Exercise description » Among the lines of this listing, determine how many contain the string "开展研讨交流". Answer with the number only.

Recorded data
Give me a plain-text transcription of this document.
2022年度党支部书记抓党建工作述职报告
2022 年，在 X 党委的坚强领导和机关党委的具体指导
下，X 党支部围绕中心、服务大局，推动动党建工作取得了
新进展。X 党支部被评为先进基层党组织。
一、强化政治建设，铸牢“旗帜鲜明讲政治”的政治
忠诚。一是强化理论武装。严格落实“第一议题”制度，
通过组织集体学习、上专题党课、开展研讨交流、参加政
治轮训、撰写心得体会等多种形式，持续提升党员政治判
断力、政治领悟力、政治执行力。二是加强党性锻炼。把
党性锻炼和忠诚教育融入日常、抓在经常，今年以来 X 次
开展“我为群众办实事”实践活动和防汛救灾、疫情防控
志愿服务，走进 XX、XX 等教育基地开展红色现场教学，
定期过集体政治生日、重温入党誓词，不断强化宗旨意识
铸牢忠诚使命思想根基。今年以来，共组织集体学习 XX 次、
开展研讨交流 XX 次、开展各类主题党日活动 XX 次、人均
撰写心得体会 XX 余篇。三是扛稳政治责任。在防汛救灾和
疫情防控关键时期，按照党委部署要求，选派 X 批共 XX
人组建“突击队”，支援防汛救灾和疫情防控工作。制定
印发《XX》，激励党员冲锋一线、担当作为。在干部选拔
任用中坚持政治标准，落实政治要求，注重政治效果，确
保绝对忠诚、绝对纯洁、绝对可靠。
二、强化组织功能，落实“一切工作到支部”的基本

Solution to this problem » 2